(Records from a data collection)
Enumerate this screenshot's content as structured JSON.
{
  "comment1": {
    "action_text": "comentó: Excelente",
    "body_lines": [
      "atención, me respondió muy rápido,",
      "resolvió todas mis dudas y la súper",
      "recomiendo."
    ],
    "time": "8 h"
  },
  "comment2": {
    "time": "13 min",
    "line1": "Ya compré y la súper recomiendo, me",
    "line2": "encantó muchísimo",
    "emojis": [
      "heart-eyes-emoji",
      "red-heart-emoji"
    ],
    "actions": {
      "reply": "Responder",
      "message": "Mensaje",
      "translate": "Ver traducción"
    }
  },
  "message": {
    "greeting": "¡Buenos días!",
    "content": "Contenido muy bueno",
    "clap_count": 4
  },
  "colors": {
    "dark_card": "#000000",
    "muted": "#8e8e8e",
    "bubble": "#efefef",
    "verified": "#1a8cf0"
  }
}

### Given task
Quote all the records exactly, please, leaving none out.

### Output below
Enumerate this screenshot's content as structured JSON.
{
  "comment1": {
    "action_text": "comentó: Excelente",
    "body_lines": [
      "atención, me respondió muy rápido,",
      "resolvió todas mis dudas y la súper",
      "recomiendo."
    ],
    "time": "8 h"
  },
  "comment2": {
    "time": "13 min",
    "line1": "Ya compré y la súper recomiendo, me",
    "line2": "encantó muchísimo",
    "emojis": [
      "heart-eyes-emoji",
      "red-heart-emoji"
    ],
    "actions": {
      "reply": "Responder",
      "message": "Mensaje",
      "translate": "Ver traducción"
    }
  },
  "message": {
    "greeting": "¡Buenos días!",
    "content": "Contenido muy bueno",
    "clap_count": 4
  },
  "colors": {
    "dark_card": "#000000",
    "muted": "#8e8e8e",
    "bubble": "#efefef",
    "verified": "#1a8cf0"
  }
}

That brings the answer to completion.